_Goal_
The entries below need to be written out exactly, with no pictures included.

_Information supplied_

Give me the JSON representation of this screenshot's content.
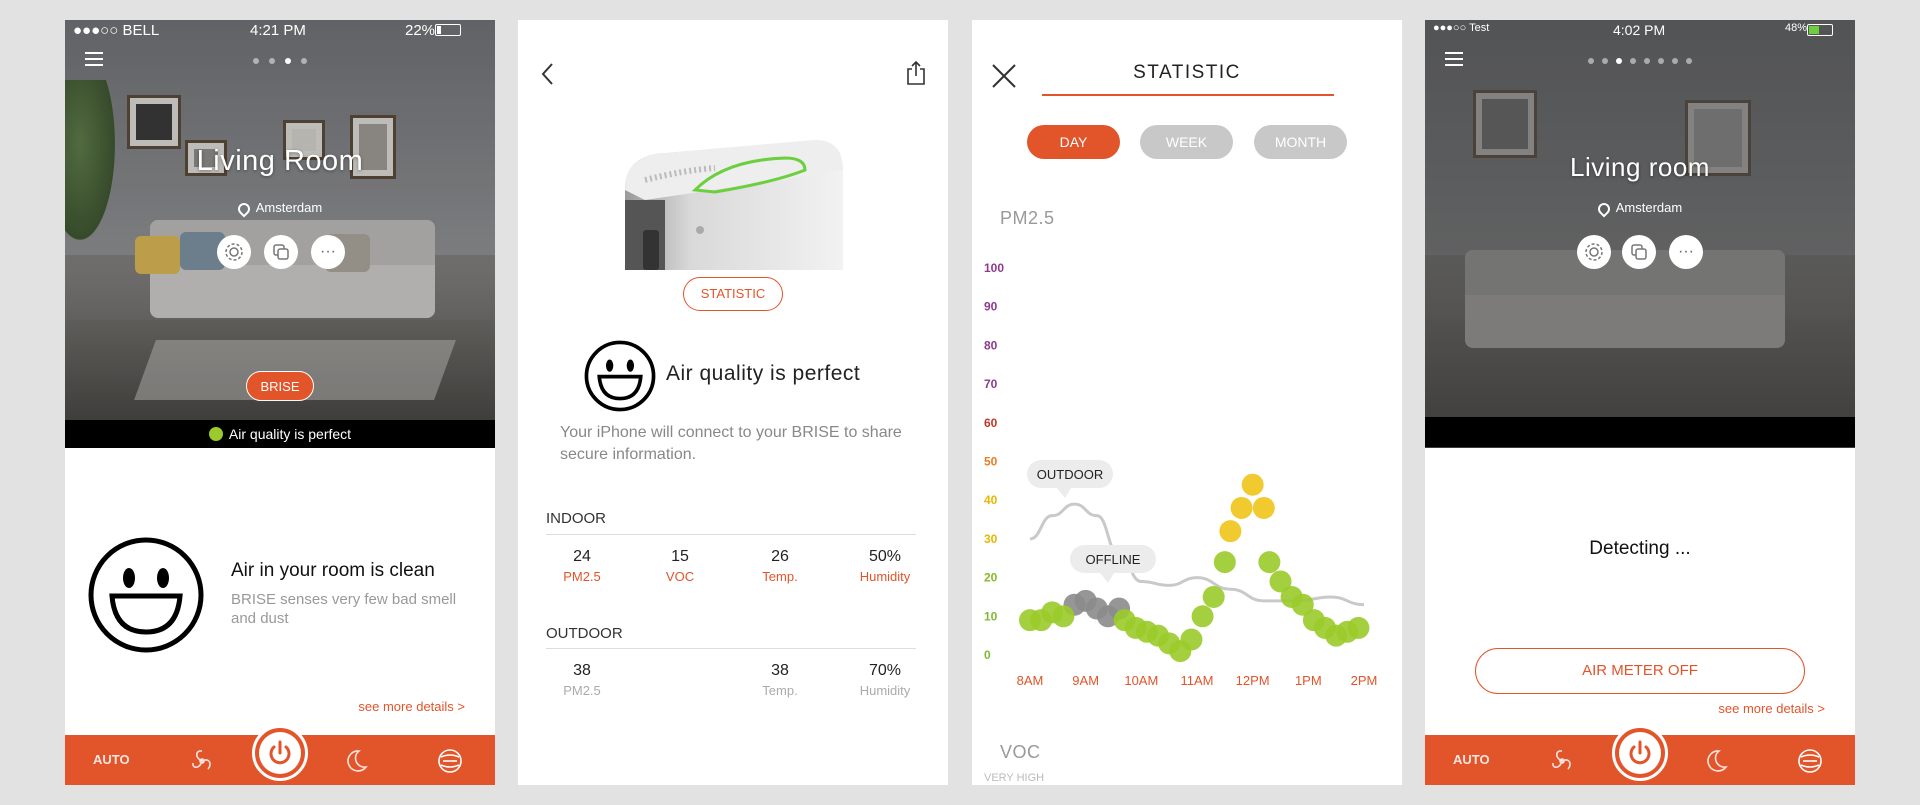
{
  "screen1": {
    "status": {
      "carrier": "●●●○○ BELL",
      "time": "4:21 PM",
      "battery": "22%"
    },
    "room_title": "Living Room",
    "location": "Amsterdam",
    "more_label": "···",
    "brand_pill": "BRISE",
    "aq_bar": "Air quality is perfect",
    "clean_title": "Air in your room is clean",
    "clean_sub": "BRISE senses very few bad smell and dust",
    "details_link": "see more details >",
    "nav_auto": "AUTO",
    "accent": "#e2542a",
    "good_color": "#9acb2a"
  },
  "screen2": {
    "stat_button": "STATISTIC",
    "aq_text": "Air quality is perfect",
    "connect_text": "Your iPhone will connect to your BRISE to share secure information.",
    "indoor": {
      "title": "INDOOR",
      "metrics": [
        {
          "value": "24",
          "label": "PM2.5"
        },
        {
          "value": "15",
          "label": "VOC"
        },
        {
          "value": "26",
          "label": "Temp."
        },
        {
          "value": "50%",
          "label": "Humidity"
        }
      ]
    },
    "outdoor": {
      "title": "OUTDOOR",
      "metrics": [
        {
          "value": "38",
          "label": "PM2.5"
        },
        {
          "value": "38",
          "label": "Temp."
        },
        {
          "value": "70%",
          "label": "Humidity"
        }
      ]
    }
  },
  "screen3": {
    "title": "STATISTIC",
    "tabs": [
      "DAY",
      "WEEK",
      "MONTH"
    ],
    "pm_label": "PM2.5",
    "voc_label": "VOC",
    "very_high": "VERY HIGH"
  },
  "chart_data": {
    "type": "scatter",
    "title": "PM2.5",
    "x_labels": [
      "8AM",
      "9AM",
      "10AM",
      "11AM",
      "12PM",
      "1PM",
      "2PM"
    ],
    "y_ticks": [
      0,
      10,
      20,
      30,
      40,
      50,
      60,
      70,
      80,
      90,
      100
    ],
    "ylim": [
      0,
      100
    ],
    "xlim": [
      8,
      14
    ],
    "annotations": [
      "OUTDOOR",
      "OFFLINE"
    ],
    "series": [
      {
        "name": "indoor",
        "points": [
          [
            8.0,
            9
          ],
          [
            8.2,
            9
          ],
          [
            8.4,
            11
          ],
          [
            8.6,
            10
          ],
          [
            9.7,
            9
          ],
          [
            9.9,
            7
          ],
          [
            10.1,
            6
          ],
          [
            10.3,
            5
          ],
          [
            10.5,
            3
          ],
          [
            10.7,
            1
          ],
          [
            10.9,
            4
          ],
          [
            11.1,
            10
          ],
          [
            11.3,
            15
          ],
          [
            11.5,
            24
          ],
          [
            12.3,
            24
          ],
          [
            12.5,
            19
          ],
          [
            12.7,
            15
          ],
          [
            12.9,
            13
          ],
          [
            13.1,
            9
          ],
          [
            13.3,
            7
          ],
          [
            13.5,
            5
          ],
          [
            13.7,
            6
          ],
          [
            13.9,
            7
          ]
        ]
      },
      {
        "name": "offline",
        "points": [
          [
            8.8,
            13
          ],
          [
            9.0,
            14
          ],
          [
            9.2,
            12
          ],
          [
            9.4,
            10
          ],
          [
            9.6,
            12
          ]
        ]
      },
      {
        "name": "high",
        "points": [
          [
            11.6,
            32
          ],
          [
            11.8,
            38
          ],
          [
            12.0,
            44
          ],
          [
            12.2,
            38
          ]
        ]
      },
      {
        "name": "outdoor",
        "points": [
          [
            8.0,
            30
          ],
          [
            8.4,
            36
          ],
          [
            8.8,
            39
          ],
          [
            9.2,
            36
          ],
          [
            9.6,
            26
          ],
          [
            10.0,
            19
          ],
          [
            10.5,
            18
          ],
          [
            11.0,
            20
          ],
          [
            11.6,
            17
          ],
          [
            12.2,
            14
          ],
          [
            12.8,
            14
          ],
          [
            13.4,
            15
          ],
          [
            14.0,
            13
          ]
        ]
      }
    ],
    "colors": {
      "indoor": "#9acb2a",
      "offline": "#8b8b8b",
      "high": "#f0c419",
      "outdoor": "#c9c9c9"
    }
  },
  "screen4": {
    "status": {
      "carrier": "●●●○○ Test",
      "time": "4:02 PM",
      "battery": "48%"
    },
    "room_title": "Living room",
    "location": "Amsterdam",
    "more_label": "···",
    "detecting": "Detecting ...",
    "meter_off": "AIR METER OFF",
    "details_link": "see more details >",
    "nav_auto": "AUTO"
  }
}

_Solved problem_
Give me the JSON representation of this screenshot's content.
{
  "screen1": {
    "status": {
      "carrier": "●●●○○ BELL",
      "time": "4:21 PM",
      "battery": "22%"
    },
    "room_title": "Living Room",
    "location": "Amsterdam",
    "more_label": "···",
    "brand_pill": "BRISE",
    "aq_bar": "Air quality is perfect",
    "clean_title": "Air in your room is clean",
    "clean_sub": "BRISE senses very few bad smell and dust",
    "details_link": "see more details >",
    "nav_auto": "AUTO",
    "accent": "#e2542a",
    "good_color": "#9acb2a"
  },
  "screen2": {
    "stat_button": "STATISTIC",
    "aq_text": "Air quality is perfect",
    "connect_text": "Your iPhone will connect to your BRISE to share secure information.",
    "indoor": {
      "title": "INDOOR",
      "metrics": [
        {
          "value": "24",
          "label": "PM2.5"
        },
        {
          "value": "15",
          "label": "VOC"
        },
        {
          "value": "26",
          "label": "Temp."
        },
        {
          "value": "50%",
          "label": "Humidity"
        }
      ]
    },
    "outdoor": {
      "title": "OUTDOOR",
      "metrics": [
        {
          "value": "38",
          "label": "PM2.5"
        },
        {
          "value": "38",
          "label": "Temp."
        },
        {
          "value": "70%",
          "label": "Humidity"
        }
      ]
    }
  },
  "screen3": {
    "title": "STATISTIC",
    "tabs": [
      "DAY",
      "WEEK",
      "MONTH"
    ],
    "pm_label": "PM2.5",
    "voc_label": "VOC",
    "very_high": "VERY HIGH"
  },
  "chart_data": {
    "type": "scatter",
    "title": "PM2.5",
    "x_labels": [
      "8AM",
      "9AM",
      "10AM",
      "11AM",
      "12PM",
      "1PM",
      "2PM"
    ],
    "y_ticks": [
      0,
      10,
      20,
      30,
      40,
      50,
      60,
      70,
      80,
      90,
      100
    ],
    "ylim": [
      0,
      100
    ],
    "xlim": [
      8,
      14
    ],
    "annotations": [
      "OUTDOOR",
      "OFFLINE"
    ],
    "series": [
      {
        "name": "indoor",
        "points": [
          [
            8.0,
            9
          ],
          [
            8.2,
            9
          ],
          [
            8.4,
            11
          ],
          [
            8.6,
            10
          ],
          [
            9.7,
            9
          ],
          [
            9.9,
            7
          ],
          [
            10.1,
            6
          ],
          [
            10.3,
            5
          ],
          [
            10.5,
            3
          ],
          [
            10.7,
            1
          ],
          [
            10.9,
            4
          ],
          [
            11.1,
            10
          ],
          [
            11.3,
            15
          ],
          [
            11.5,
            24
          ],
          [
            12.3,
            24
          ],
          [
            12.5,
            19
          ],
          [
            12.7,
            15
          ],
          [
            12.9,
            13
          ],
          [
            13.1,
            9
          ],
          [
            13.3,
            7
          ],
          [
            13.5,
            5
          ],
          [
            13.7,
            6
          ],
          [
            13.9,
            7
          ]
        ]
      },
      {
        "name": "offline",
        "points": [
          [
            8.8,
            13
          ],
          [
            9.0,
            14
          ],
          [
            9.2,
            12
          ],
          [
            9.4,
            10
          ],
          [
            9.6,
            12
          ]
        ]
      },
      {
        "name": "high",
        "points": [
          [
            11.6,
            32
          ],
          [
            11.8,
            38
          ],
          [
            12.0,
            44
          ],
          [
            12.2,
            38
          ]
        ]
      },
      {
        "name": "outdoor",
        "points": [
          [
            8.0,
            30
          ],
          [
            8.4,
            36
          ],
          [
            8.8,
            39
          ],
          [
            9.2,
            36
          ],
          [
            9.6,
            26
          ],
          [
            10.0,
            19
          ],
          [
            10.5,
            18
          ],
          [
            11.0,
            20
          ],
          [
            11.6,
            17
          ],
          [
            12.2,
            14
          ],
          [
            12.8,
            14
          ],
          [
            13.4,
            15
          ],
          [
            14.0,
            13
          ]
        ]
      }
    ],
    "colors": {
      "indoor": "#9acb2a",
      "offline": "#8b8b8b",
      "high": "#f0c419",
      "outdoor": "#c9c9c9"
    }
  },
  "screen4": {
    "status": {
      "carrier": "●●●○○ Test",
      "time": "4:02 PM",
      "battery": "48%"
    },
    "room_title": "Living room",
    "location": "Amsterdam",
    "more_label": "···",
    "detecting": "Detecting ...",
    "meter_off": "AIR METER OFF",
    "details_link": "see more details >",
    "nav_auto": "AUTO"
  }
}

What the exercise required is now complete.